**WHAT YOU ARE ASKED TO DO:** All records should be reproduced verbatim.

## begin

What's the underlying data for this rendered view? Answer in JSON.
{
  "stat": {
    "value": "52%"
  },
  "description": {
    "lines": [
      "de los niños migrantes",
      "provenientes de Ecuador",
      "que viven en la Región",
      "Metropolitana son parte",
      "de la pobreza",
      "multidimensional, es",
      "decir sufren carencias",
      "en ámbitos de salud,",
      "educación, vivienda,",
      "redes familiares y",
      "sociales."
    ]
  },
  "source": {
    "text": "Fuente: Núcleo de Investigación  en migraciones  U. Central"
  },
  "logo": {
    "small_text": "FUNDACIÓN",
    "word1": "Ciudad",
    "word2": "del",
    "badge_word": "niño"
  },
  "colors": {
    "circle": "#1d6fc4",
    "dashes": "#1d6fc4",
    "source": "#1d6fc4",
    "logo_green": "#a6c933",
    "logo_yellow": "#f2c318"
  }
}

## end

**SOLUTION BELOW:**
What's the underlying data for this rendered view? Answer in JSON.
{
  "stat": {
    "value": "52%"
  },
  "description": {
    "lines": [
      "de los niños migrantes",
      "provenientes de Ecuador",
      "que viven en la Región",
      "Metropolitana son parte",
      "de la pobreza",
      "multidimensional, es",
      "decir sufren carencias",
      "en ámbitos de salud,",
      "educación, vivienda,",
      "redes familiares y",
      "sociales."
    ]
  },
  "source": {
    "text": "Fuente: Núcleo de Investigación  en migraciones  U. Central"
  },
  "logo": {
    "small_text": "FUNDACIÓN",
    "word1": "Ciudad",
    "word2": "del",
    "badge_word": "niño"
  },
  "colors": {
    "circle": "#1d6fc4",
    "dashes": "#1d6fc4",
    "source": "#1d6fc4",
    "logo_green": "#a6c933",
    "logo_yellow": "#f2c318"
  }
}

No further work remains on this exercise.